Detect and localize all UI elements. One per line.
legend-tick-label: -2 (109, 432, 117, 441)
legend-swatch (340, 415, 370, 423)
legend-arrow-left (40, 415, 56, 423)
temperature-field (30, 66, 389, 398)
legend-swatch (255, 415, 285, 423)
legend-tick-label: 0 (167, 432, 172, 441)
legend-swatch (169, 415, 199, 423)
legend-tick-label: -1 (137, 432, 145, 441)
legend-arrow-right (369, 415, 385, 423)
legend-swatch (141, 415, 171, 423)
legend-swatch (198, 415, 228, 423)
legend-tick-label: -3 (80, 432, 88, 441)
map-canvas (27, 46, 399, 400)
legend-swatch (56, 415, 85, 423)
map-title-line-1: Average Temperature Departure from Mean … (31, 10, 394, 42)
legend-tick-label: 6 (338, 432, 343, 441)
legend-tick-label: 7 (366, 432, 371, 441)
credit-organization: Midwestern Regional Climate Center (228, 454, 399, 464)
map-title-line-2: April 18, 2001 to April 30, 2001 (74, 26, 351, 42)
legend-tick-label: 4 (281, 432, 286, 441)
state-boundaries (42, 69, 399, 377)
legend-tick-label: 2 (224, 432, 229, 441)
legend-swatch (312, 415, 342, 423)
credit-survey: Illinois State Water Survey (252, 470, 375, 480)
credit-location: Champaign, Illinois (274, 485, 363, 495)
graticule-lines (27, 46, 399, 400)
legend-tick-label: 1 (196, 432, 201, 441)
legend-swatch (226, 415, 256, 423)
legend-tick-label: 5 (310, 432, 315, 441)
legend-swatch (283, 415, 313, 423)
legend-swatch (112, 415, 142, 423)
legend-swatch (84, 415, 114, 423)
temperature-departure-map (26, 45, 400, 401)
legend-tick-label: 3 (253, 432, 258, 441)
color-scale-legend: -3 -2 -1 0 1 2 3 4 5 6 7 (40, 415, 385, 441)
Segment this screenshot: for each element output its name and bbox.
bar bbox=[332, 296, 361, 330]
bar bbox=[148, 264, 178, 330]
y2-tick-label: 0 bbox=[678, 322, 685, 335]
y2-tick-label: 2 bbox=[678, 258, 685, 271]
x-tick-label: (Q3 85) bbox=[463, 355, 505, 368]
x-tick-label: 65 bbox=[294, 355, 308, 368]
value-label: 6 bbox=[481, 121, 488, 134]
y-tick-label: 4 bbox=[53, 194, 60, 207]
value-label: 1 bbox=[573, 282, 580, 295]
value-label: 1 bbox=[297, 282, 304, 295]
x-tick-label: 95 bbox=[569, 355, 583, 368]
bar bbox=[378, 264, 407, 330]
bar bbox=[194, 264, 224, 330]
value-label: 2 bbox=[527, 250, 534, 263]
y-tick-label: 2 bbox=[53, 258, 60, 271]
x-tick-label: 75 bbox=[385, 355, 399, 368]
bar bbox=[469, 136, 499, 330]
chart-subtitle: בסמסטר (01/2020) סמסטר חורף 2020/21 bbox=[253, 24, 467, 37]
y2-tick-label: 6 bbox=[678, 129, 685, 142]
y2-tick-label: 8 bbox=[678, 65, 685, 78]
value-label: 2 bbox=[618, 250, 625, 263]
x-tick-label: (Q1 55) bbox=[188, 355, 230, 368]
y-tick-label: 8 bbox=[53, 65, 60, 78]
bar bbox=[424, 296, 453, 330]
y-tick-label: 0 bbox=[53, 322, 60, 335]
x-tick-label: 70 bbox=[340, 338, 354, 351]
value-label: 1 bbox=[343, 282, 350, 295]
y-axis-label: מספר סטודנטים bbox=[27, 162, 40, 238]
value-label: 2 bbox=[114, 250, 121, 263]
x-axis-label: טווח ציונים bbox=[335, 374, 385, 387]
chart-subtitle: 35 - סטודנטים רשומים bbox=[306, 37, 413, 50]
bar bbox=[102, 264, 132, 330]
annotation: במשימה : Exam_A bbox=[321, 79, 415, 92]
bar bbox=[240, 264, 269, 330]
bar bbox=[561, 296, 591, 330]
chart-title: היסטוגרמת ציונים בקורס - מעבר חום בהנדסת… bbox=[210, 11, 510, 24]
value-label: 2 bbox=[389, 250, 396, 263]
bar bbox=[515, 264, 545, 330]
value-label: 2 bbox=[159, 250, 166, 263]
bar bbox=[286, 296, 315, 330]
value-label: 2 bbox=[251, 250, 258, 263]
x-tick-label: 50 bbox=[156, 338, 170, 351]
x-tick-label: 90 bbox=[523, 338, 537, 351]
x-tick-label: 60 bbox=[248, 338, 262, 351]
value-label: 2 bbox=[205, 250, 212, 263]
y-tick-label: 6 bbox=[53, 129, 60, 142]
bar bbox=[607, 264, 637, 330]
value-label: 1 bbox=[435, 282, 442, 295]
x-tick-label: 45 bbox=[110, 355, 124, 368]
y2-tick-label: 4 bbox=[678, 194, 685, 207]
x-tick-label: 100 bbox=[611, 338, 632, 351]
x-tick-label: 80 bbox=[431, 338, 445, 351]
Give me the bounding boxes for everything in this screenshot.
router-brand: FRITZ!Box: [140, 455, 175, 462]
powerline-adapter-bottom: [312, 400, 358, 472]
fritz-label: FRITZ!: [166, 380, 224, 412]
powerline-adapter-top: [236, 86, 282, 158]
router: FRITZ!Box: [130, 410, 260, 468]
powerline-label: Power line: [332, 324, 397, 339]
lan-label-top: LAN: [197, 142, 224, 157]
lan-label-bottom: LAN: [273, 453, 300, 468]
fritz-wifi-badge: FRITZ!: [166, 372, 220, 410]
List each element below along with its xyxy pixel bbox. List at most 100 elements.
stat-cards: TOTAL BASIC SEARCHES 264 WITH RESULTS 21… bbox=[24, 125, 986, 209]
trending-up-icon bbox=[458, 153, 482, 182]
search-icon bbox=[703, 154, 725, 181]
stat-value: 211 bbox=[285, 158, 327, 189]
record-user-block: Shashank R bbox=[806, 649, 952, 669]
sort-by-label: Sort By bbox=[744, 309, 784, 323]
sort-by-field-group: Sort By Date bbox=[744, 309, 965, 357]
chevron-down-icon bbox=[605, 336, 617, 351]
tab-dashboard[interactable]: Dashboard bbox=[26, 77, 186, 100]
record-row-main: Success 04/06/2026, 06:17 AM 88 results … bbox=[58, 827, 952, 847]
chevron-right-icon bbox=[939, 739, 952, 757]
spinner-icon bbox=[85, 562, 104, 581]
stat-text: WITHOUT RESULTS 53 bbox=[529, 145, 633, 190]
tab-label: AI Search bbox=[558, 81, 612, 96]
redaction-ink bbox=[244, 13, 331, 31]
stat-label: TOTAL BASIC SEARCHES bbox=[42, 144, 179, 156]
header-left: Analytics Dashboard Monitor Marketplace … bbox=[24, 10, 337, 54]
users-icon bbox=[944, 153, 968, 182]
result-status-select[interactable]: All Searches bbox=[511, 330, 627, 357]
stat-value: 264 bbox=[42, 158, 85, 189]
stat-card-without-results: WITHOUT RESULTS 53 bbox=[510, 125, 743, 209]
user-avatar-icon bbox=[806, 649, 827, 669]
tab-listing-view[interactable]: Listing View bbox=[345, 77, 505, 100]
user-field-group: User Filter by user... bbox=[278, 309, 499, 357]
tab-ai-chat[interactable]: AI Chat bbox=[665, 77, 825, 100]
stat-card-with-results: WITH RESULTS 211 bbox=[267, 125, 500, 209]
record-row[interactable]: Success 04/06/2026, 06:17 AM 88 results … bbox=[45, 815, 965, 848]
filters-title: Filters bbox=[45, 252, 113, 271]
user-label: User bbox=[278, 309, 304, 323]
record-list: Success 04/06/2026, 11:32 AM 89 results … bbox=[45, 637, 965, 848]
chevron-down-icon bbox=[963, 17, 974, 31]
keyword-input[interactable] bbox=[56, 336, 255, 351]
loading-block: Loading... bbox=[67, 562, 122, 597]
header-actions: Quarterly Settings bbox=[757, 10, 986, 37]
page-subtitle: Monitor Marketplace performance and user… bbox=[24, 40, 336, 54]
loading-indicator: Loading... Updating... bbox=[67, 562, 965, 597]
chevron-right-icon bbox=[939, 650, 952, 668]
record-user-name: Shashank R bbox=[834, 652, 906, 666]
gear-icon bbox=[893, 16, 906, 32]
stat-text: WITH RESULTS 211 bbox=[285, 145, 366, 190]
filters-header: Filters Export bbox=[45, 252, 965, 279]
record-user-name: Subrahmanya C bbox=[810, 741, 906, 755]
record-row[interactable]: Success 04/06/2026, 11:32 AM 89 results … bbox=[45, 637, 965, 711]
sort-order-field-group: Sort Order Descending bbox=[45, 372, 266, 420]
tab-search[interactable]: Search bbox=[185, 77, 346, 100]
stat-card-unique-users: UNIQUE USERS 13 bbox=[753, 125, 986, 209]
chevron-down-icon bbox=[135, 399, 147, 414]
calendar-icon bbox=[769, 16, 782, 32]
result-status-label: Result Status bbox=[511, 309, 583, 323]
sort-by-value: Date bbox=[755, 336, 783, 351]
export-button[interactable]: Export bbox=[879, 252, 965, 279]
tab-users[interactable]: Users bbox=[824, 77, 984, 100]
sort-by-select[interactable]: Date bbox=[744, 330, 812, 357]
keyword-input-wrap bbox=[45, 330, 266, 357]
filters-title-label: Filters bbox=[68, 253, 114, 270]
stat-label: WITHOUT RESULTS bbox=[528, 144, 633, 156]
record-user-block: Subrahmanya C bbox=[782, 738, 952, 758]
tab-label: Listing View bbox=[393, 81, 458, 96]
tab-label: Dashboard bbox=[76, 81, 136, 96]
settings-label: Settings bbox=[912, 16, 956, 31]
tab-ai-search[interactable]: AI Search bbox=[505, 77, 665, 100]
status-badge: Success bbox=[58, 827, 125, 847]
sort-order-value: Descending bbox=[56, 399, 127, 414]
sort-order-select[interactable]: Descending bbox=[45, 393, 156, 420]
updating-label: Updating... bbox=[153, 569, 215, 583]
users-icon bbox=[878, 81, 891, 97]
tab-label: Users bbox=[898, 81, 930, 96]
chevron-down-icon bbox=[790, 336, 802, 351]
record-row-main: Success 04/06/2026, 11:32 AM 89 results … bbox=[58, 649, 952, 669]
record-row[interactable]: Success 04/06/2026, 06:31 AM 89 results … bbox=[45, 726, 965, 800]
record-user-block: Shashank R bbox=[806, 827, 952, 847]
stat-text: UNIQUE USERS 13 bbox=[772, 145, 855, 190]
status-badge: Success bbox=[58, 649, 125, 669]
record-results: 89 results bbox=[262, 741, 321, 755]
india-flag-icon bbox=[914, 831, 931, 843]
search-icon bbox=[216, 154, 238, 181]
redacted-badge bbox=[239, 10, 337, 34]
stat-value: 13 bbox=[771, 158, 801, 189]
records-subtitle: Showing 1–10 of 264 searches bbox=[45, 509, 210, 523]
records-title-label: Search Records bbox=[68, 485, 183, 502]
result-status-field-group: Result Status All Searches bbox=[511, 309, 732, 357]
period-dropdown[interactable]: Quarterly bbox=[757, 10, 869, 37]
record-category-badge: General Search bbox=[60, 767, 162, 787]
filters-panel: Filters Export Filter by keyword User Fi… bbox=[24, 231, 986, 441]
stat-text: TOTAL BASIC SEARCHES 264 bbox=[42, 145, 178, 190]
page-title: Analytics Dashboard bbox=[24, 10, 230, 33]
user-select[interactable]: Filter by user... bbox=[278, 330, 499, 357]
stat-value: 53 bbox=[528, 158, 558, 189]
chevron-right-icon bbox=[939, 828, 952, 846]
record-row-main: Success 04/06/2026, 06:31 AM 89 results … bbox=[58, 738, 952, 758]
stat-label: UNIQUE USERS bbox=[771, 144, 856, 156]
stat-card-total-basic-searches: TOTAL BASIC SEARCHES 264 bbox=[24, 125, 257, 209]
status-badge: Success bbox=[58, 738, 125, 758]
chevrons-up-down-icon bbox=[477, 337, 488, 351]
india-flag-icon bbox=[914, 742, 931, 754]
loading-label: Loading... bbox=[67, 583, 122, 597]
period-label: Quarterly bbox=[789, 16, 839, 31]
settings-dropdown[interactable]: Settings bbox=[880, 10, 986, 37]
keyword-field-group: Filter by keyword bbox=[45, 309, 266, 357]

++++++

* **Exercise objective**
Please copy the listing above word for word, starting at its first line and ending at the line that contains "legend-tick-label: 5 (310, 432, 315, 441)", with both of those lines included.

* **Written solution**
Detect and localize all UI elements. One per line.
legend-tick-label: -2 (109, 432, 117, 441)
legend-swatch (340, 415, 370, 423)
legend-arrow-left (40, 415, 56, 423)
temperature-field (30, 66, 389, 398)
legend-swatch (255, 415, 285, 423)
legend-tick-label: 0 (167, 432, 172, 441)
legend-swatch (169, 415, 199, 423)
legend-tick-label: -1 (137, 432, 145, 441)
legend-arrow-right (369, 415, 385, 423)
legend-swatch (141, 415, 171, 423)
legend-swatch (198, 415, 228, 423)
legend-tick-label: -3 (80, 432, 88, 441)
map-canvas (27, 46, 399, 400)
legend-swatch (56, 415, 85, 423)
map-title-line-1: Average Temperature Departure from Mean … (31, 10, 394, 42)
legend-tick-label: 6 (338, 432, 343, 441)
legend-tick-label: 7 (366, 432, 371, 441)
credit-organization: Midwestern Regional Climate Center (228, 454, 399, 464)
map-title-line-2: April 18, 2001 to April 30, 2001 (74, 26, 351, 42)
legend-tick-label: 4 (281, 432, 286, 441)
state-boundaries (42, 69, 399, 377)
legend-tick-label: 2 (224, 432, 229, 441)
legend-swatch (312, 415, 342, 423)
credit-survey: Illinois State Water Survey (252, 470, 375, 480)
credit-location: Champaign, Illinois (274, 485, 363, 495)
graticule-lines (27, 46, 399, 400)
legend-tick-label: 1 (196, 432, 201, 441)
legend-swatch (226, 415, 256, 423)
legend-tick-label: 5 (310, 432, 315, 441)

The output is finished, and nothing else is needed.